Stated goal -
Reproduce the entries below word for word, starting at the first line and ending at the line that contains "shift-time: 08:00 AM [216, 108, 277, 125]".

Records to use -
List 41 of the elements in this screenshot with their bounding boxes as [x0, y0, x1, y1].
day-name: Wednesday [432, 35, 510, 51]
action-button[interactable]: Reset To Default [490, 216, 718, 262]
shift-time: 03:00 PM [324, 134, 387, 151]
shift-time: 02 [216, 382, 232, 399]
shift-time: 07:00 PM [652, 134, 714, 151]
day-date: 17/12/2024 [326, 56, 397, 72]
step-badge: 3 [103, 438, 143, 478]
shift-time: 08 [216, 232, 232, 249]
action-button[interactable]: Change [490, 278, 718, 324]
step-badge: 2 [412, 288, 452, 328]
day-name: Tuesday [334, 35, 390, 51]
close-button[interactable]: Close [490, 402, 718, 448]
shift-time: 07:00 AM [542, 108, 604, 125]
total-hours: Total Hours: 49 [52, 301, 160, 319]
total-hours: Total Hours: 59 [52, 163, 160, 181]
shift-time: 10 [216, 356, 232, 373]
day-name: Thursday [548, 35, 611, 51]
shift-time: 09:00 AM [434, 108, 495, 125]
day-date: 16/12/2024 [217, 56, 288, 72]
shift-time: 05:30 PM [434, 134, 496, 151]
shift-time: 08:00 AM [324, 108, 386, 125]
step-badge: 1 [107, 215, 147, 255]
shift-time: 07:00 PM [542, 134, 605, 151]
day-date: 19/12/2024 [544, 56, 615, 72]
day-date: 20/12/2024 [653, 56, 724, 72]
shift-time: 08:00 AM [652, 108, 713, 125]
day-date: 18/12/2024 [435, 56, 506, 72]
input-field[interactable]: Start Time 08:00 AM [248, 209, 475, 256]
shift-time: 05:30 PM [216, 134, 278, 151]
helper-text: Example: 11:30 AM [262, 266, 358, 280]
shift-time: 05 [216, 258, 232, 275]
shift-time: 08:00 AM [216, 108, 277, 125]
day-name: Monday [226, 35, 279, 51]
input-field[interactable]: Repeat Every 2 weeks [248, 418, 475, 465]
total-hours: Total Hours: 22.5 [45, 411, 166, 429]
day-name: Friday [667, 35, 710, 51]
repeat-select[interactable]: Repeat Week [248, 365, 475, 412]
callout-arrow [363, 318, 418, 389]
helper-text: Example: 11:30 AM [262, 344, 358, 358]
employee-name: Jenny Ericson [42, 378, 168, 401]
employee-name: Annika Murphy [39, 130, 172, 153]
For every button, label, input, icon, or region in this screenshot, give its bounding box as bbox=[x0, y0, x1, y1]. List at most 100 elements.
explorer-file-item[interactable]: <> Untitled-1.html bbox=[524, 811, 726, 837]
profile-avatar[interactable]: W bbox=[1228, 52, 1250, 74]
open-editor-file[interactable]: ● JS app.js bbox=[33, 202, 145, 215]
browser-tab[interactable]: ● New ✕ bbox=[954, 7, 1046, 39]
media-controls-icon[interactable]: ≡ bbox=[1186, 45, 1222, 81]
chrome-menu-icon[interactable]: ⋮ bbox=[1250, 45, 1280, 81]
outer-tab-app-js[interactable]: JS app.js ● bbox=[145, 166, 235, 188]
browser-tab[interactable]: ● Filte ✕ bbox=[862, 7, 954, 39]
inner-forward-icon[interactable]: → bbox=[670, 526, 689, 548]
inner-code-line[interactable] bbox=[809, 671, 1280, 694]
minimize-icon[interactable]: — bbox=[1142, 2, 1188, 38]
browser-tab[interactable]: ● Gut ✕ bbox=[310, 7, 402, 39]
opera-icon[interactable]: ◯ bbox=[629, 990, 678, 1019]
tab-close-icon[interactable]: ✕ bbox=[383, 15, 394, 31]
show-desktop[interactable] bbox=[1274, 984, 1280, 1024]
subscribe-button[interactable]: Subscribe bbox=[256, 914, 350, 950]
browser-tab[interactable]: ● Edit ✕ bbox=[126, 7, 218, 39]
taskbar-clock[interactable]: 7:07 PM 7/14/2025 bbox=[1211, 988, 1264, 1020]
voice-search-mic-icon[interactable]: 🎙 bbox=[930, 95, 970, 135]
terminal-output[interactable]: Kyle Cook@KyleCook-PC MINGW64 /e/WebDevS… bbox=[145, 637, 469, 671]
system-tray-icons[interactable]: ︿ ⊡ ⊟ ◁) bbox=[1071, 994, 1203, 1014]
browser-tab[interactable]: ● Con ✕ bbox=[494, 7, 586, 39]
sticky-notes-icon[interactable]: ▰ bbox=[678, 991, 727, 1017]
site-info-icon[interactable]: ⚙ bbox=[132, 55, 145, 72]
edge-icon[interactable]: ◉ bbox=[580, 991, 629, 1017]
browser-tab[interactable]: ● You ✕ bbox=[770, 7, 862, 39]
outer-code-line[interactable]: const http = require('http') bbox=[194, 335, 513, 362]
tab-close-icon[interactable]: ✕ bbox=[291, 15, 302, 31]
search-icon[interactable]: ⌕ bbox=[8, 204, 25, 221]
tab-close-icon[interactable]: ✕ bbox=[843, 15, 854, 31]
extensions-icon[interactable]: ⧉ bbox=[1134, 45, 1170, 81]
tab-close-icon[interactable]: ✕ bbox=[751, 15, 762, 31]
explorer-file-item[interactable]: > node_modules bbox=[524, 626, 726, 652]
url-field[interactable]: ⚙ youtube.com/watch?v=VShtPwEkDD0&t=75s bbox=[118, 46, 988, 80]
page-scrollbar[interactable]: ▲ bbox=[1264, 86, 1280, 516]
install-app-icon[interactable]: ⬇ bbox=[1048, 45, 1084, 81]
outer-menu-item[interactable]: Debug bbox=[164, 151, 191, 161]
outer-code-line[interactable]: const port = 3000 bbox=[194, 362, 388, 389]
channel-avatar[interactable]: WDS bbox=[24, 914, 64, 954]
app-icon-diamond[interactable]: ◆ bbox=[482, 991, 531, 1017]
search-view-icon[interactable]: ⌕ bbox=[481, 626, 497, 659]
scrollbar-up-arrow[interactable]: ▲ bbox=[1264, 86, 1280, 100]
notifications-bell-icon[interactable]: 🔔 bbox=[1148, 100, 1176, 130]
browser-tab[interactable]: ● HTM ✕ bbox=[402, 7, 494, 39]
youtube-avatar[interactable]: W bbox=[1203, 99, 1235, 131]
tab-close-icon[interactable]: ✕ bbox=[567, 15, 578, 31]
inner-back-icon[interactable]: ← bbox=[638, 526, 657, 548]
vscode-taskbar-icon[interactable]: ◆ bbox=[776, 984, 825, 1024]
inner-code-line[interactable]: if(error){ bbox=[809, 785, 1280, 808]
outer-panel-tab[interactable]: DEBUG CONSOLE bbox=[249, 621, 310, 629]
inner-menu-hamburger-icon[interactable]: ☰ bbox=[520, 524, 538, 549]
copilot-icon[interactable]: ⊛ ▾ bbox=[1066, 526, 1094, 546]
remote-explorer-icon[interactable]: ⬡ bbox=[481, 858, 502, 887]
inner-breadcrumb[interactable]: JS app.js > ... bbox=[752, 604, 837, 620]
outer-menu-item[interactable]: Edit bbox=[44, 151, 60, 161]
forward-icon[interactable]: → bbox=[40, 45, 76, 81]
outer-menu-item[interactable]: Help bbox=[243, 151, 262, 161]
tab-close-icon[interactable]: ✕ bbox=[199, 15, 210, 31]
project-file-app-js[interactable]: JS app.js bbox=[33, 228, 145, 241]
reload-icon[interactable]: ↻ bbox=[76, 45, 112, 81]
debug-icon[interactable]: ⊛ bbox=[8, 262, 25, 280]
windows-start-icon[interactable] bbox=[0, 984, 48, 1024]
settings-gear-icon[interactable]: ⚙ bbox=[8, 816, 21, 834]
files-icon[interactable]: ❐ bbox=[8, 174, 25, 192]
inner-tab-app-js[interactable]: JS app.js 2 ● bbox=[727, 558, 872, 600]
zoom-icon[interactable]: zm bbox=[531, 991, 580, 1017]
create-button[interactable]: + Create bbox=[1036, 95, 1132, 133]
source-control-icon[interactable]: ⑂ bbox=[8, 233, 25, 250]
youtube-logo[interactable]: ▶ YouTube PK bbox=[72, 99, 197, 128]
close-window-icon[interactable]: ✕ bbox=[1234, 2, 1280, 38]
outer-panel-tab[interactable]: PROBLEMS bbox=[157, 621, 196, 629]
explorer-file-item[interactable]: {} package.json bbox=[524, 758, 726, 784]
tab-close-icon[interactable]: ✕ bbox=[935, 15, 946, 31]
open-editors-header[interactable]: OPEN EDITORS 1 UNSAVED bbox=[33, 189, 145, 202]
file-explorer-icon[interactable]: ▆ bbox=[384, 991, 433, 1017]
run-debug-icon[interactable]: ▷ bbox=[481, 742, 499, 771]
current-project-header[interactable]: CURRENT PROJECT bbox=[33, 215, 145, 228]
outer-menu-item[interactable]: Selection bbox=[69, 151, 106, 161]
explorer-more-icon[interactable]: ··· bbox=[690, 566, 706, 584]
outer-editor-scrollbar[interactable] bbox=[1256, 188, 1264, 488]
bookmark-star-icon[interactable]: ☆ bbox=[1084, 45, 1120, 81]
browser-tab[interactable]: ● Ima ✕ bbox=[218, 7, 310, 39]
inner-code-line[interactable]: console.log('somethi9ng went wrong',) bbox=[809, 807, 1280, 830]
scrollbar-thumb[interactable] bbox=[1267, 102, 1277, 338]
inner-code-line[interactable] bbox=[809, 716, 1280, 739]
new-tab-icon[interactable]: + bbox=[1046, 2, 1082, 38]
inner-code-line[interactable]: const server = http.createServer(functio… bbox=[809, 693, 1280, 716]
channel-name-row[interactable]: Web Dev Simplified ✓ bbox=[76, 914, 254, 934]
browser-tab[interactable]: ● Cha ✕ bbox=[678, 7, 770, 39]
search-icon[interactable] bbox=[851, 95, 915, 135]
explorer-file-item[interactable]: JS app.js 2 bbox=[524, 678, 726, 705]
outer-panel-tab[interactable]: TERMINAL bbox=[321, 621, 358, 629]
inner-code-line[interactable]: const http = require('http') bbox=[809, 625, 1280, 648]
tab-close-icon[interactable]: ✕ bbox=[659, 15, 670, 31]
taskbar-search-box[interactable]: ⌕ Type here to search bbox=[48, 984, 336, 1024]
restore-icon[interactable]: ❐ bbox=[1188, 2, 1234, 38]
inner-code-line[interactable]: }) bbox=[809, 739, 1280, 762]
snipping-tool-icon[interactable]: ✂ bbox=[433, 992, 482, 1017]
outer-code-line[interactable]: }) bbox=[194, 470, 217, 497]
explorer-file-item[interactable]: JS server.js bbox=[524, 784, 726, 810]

Complete response -
List 41 of the elements in this screenshot with their bounding boxes as [x0, y0, x1, y1].
day-name: Wednesday [432, 35, 510, 51]
action-button[interactable]: Reset To Default [490, 216, 718, 262]
shift-time: 03:00 PM [324, 134, 387, 151]
shift-time: 02 [216, 382, 232, 399]
shift-time: 07:00 PM [652, 134, 714, 151]
day-date: 17/12/2024 [326, 56, 397, 72]
step-badge: 3 [103, 438, 143, 478]
shift-time: 08 [216, 232, 232, 249]
action-button[interactable]: Change [490, 278, 718, 324]
step-badge: 2 [412, 288, 452, 328]
day-name: Tuesday [334, 35, 390, 51]
close-button[interactable]: Close [490, 402, 718, 448]
shift-time: 07:00 AM [542, 108, 604, 125]
total-hours: Total Hours: 49 [52, 301, 160, 319]
total-hours: Total Hours: 59 [52, 163, 160, 181]
shift-time: 10 [216, 356, 232, 373]
day-name: Thursday [548, 35, 611, 51]
shift-time: 09:00 AM [434, 108, 495, 125]
day-date: 16/12/2024 [217, 56, 288, 72]
shift-time: 05:30 PM [434, 134, 496, 151]
shift-time: 08:00 AM [324, 108, 386, 125]
step-badge: 1 [107, 215, 147, 255]
shift-time: 07:00 PM [542, 134, 605, 151]
day-date: 19/12/2024 [544, 56, 615, 72]
day-date: 20/12/2024 [653, 56, 724, 72]
shift-time: 08:00 AM [652, 108, 713, 125]
day-date: 18/12/2024 [435, 56, 506, 72]
input-field[interactable]: Start Time 08:00 AM [248, 209, 475, 256]
shift-time: 05:30 PM [216, 134, 278, 151]
helper-text: Example: 11:30 AM [262, 266, 358, 280]
shift-time: 05 [216, 258, 232, 275]
shift-time: 08:00 AM [216, 108, 277, 125]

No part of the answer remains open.